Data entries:
§ §

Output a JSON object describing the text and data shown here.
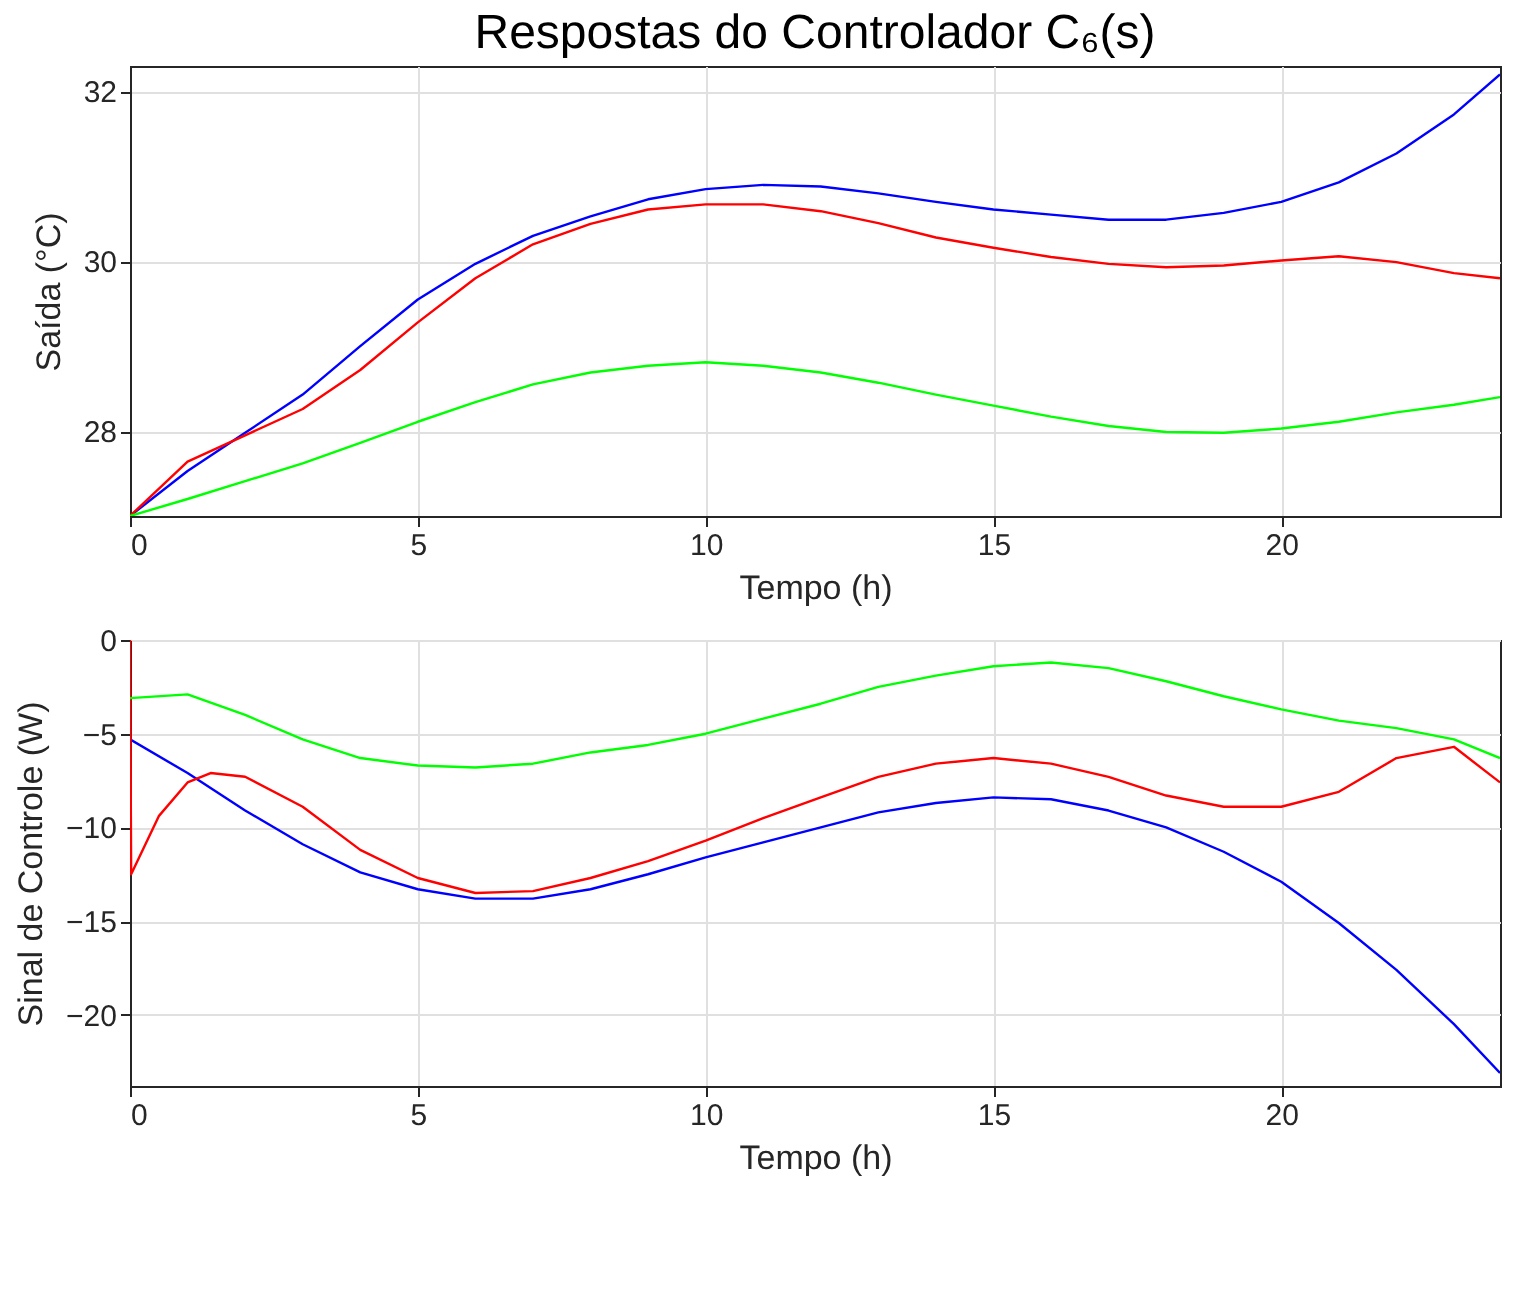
{
  "chart_data": [
    {
      "type": "line",
      "title": "Respostas do Controlador C₆(s)",
      "xlabel": "Tempo (h)",
      "ylabel": "Saída (°C)",
      "xlim": [
        0,
        23.8
      ],
      "xticks": [
        0,
        5,
        10,
        15,
        20
      ],
      "ylim": [
        27,
        32.3
      ],
      "yticks": [
        28,
        30,
        32
      ],
      "grid": true,
      "legend": false,
      "x": [
        0,
        1,
        2,
        3,
        4,
        5,
        6,
        7,
        8,
        9,
        10,
        11,
        12,
        13,
        14,
        15,
        16,
        17,
        18,
        19,
        20,
        21,
        22,
        23,
        23.8
      ],
      "series": [
        {
          "color": "#0000ff",
          "values": [
            27,
            27.53,
            27.98,
            28.43,
            29.0,
            29.55,
            29.97,
            30.3,
            30.53,
            30.73,
            30.85,
            30.9,
            30.88,
            30.8,
            30.7,
            30.61,
            30.55,
            30.49,
            30.49,
            30.57,
            30.7,
            30.93,
            31.27,
            31.73,
            32.2
          ]
        },
        {
          "color": "#ff0000",
          "values": [
            27,
            27.64,
            27.95,
            28.26,
            28.72,
            29.28,
            29.8,
            30.2,
            30.44,
            30.61,
            30.67,
            30.67,
            30.59,
            30.45,
            30.28,
            30.16,
            30.05,
            29.97,
            29.93,
            29.95,
            30.01,
            30.06,
            29.99,
            29.86,
            29.8
          ]
        },
        {
          "color": "#00ff00",
          "values": [
            27,
            27.2,
            27.41,
            27.62,
            27.86,
            28.11,
            28.34,
            28.55,
            28.69,
            28.77,
            28.81,
            28.77,
            28.69,
            28.57,
            28.43,
            28.3,
            28.17,
            28.06,
            27.99,
            27.98,
            28.03,
            28.11,
            28.22,
            28.31,
            28.4
          ]
        }
      ]
    },
    {
      "type": "line",
      "xlabel": "Tempo (h)",
      "ylabel": "Sinal de Controle (W)",
      "xlim": [
        0,
        23.8
      ],
      "xticks": [
        0,
        5,
        10,
        15,
        20
      ],
      "ylim": [
        -23.8,
        0
      ],
      "yticks": [
        -20,
        -15,
        -10,
        -5,
        0
      ],
      "grid": true,
      "legend": false,
      "x": [
        0,
        1,
        2,
        3,
        4,
        5,
        6,
        7,
        8,
        9,
        10,
        11,
        12,
        13,
        14,
        15,
        16,
        17,
        18,
        19,
        20,
        21,
        22,
        23,
        23.8
      ],
      "series": [
        {
          "color": "#0000ff",
          "values": [
            -5.3,
            -7.1,
            -9.1,
            -10.9,
            -12.4,
            -13.3,
            -13.8,
            -13.8,
            -13.3,
            -12.5,
            -11.6,
            -10.8,
            -10,
            -9.2,
            -8.7,
            -8.4,
            -8.5,
            -9.1,
            -10,
            -11.3,
            -12.9,
            -15.1,
            -17.6,
            -20.5,
            -23.1
          ]
        },
        {
          "color": "#ff0000",
          "x": [
            0,
            0.02,
            0.5,
            1,
            1.4,
            2,
            3,
            4,
            5,
            6,
            7,
            8,
            9,
            10,
            11,
            12,
            13,
            14,
            15,
            16,
            17,
            18,
            19,
            20,
            21,
            22,
            23,
            23.8
          ],
          "values": [
            0,
            -12.5,
            -9.4,
            -7.6,
            -7.1,
            -7.3,
            -8.9,
            -11.2,
            -12.7,
            -13.5,
            -13.4,
            -12.7,
            -11.8,
            -10.7,
            -9.5,
            -8.4,
            -7.3,
            -6.6,
            -6.3,
            -6.6,
            -7.3,
            -8.3,
            -8.9,
            -8.9,
            -8.1,
            -6.3,
            -5.7,
            -7.6
          ]
        },
        {
          "color": "#00ff00",
          "values": [
            -3.1,
            -2.9,
            -4,
            -5.3,
            -6.3,
            -6.7,
            -6.8,
            -6.6,
            -6,
            -5.6,
            -5,
            -4.2,
            -3.4,
            -2.5,
            -1.9,
            -1.4,
            -1.2,
            -1.5,
            -2.2,
            -3,
            -3.7,
            -4.3,
            -4.7,
            -5.3,
            -6.3
          ]
        }
      ]
    }
  ]
}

§ §

EXERCISE INSTRUCTIONS — Every line above should be returned exactly; the pictures stay out.

RESULT OF THIS TASK —
Output a JSON object describing the text and data shown here.
{
  "chart_data": [
    {
      "type": "line",
      "title": "Respostas do Controlador C₆(s)",
      "xlabel": "Tempo (h)",
      "ylabel": "Saída (°C)",
      "xlim": [
        0,
        23.8
      ],
      "xticks": [
        0,
        5,
        10,
        15,
        20
      ],
      "ylim": [
        27,
        32.3
      ],
      "yticks": [
        28,
        30,
        32
      ],
      "grid": true,
      "legend": false,
      "x": [
        0,
        1,
        2,
        3,
        4,
        5,
        6,
        7,
        8,
        9,
        10,
        11,
        12,
        13,
        14,
        15,
        16,
        17,
        18,
        19,
        20,
        21,
        22,
        23,
        23.8
      ],
      "series": [
        {
          "color": "#0000ff",
          "values": [
            27,
            27.53,
            27.98,
            28.43,
            29.0,
            29.55,
            29.97,
            30.3,
            30.53,
            30.73,
            30.85,
            30.9,
            30.88,
            30.8,
            30.7,
            30.61,
            30.55,
            30.49,
            30.49,
            30.57,
            30.7,
            30.93,
            31.27,
            31.73,
            32.2
          ]
        },
        {
          "color": "#ff0000",
          "values": [
            27,
            27.64,
            27.95,
            28.26,
            28.72,
            29.28,
            29.8,
            30.2,
            30.44,
            30.61,
            30.67,
            30.67,
            30.59,
            30.45,
            30.28,
            30.16,
            30.05,
            29.97,
            29.93,
            29.95,
            30.01,
            30.06,
            29.99,
            29.86,
            29.8
          ]
        },
        {
          "color": "#00ff00",
          "values": [
            27,
            27.2,
            27.41,
            27.62,
            27.86,
            28.11,
            28.34,
            28.55,
            28.69,
            28.77,
            28.81,
            28.77,
            28.69,
            28.57,
            28.43,
            28.3,
            28.17,
            28.06,
            27.99,
            27.98,
            28.03,
            28.11,
            28.22,
            28.31,
            28.4
          ]
        }
      ]
    },
    {
      "type": "line",
      "xlabel": "Tempo (h)",
      "ylabel": "Sinal de Controle (W)",
      "xlim": [
        0,
        23.8
      ],
      "xticks": [
        0,
        5,
        10,
        15,
        20
      ],
      "ylim": [
        -23.8,
        0
      ],
      "yticks": [
        -20,
        -15,
        -10,
        -5,
        0
      ],
      "grid": true,
      "legend": false,
      "x": [
        0,
        1,
        2,
        3,
        4,
        5,
        6,
        7,
        8,
        9,
        10,
        11,
        12,
        13,
        14,
        15,
        16,
        17,
        18,
        19,
        20,
        21,
        22,
        23,
        23.8
      ],
      "series": [
        {
          "color": "#0000ff",
          "values": [
            -5.3,
            -7.1,
            -9.1,
            -10.9,
            -12.4,
            -13.3,
            -13.8,
            -13.8,
            -13.3,
            -12.5,
            -11.6,
            -10.8,
            -10,
            -9.2,
            -8.7,
            -8.4,
            -8.5,
            -9.1,
            -10,
            -11.3,
            -12.9,
            -15.1,
            -17.6,
            -20.5,
            -23.1
          ]
        },
        {
          "color": "#ff0000",
          "x": [
            0,
            0.02,
            0.5,
            1,
            1.4,
            2,
            3,
            4,
            5,
            6,
            7,
            8,
            9,
            10,
            11,
            12,
            13,
            14,
            15,
            16,
            17,
            18,
            19,
            20,
            21,
            22,
            23,
            23.8
          ],
          "values": [
            0,
            -12.5,
            -9.4,
            -7.6,
            -7.1,
            -7.3,
            -8.9,
            -11.2,
            -12.7,
            -13.5,
            -13.4,
            -12.7,
            -11.8,
            -10.7,
            -9.5,
            -8.4,
            -7.3,
            -6.6,
            -6.3,
            -6.6,
            -7.3,
            -8.3,
            -8.9,
            -8.9,
            -8.1,
            -6.3,
            -5.7,
            -7.6
          ]
        },
        {
          "color": "#00ff00",
          "values": [
            -3.1,
            -2.9,
            -4,
            -5.3,
            -6.3,
            -6.7,
            -6.8,
            -6.6,
            -6,
            -5.6,
            -5,
            -4.2,
            -3.4,
            -2.5,
            -1.9,
            -1.4,
            -1.2,
            -1.5,
            -2.2,
            -3,
            -3.7,
            -4.3,
            -4.7,
            -5.3,
            -6.3
          ]
        }
      ]
    }
  ]
}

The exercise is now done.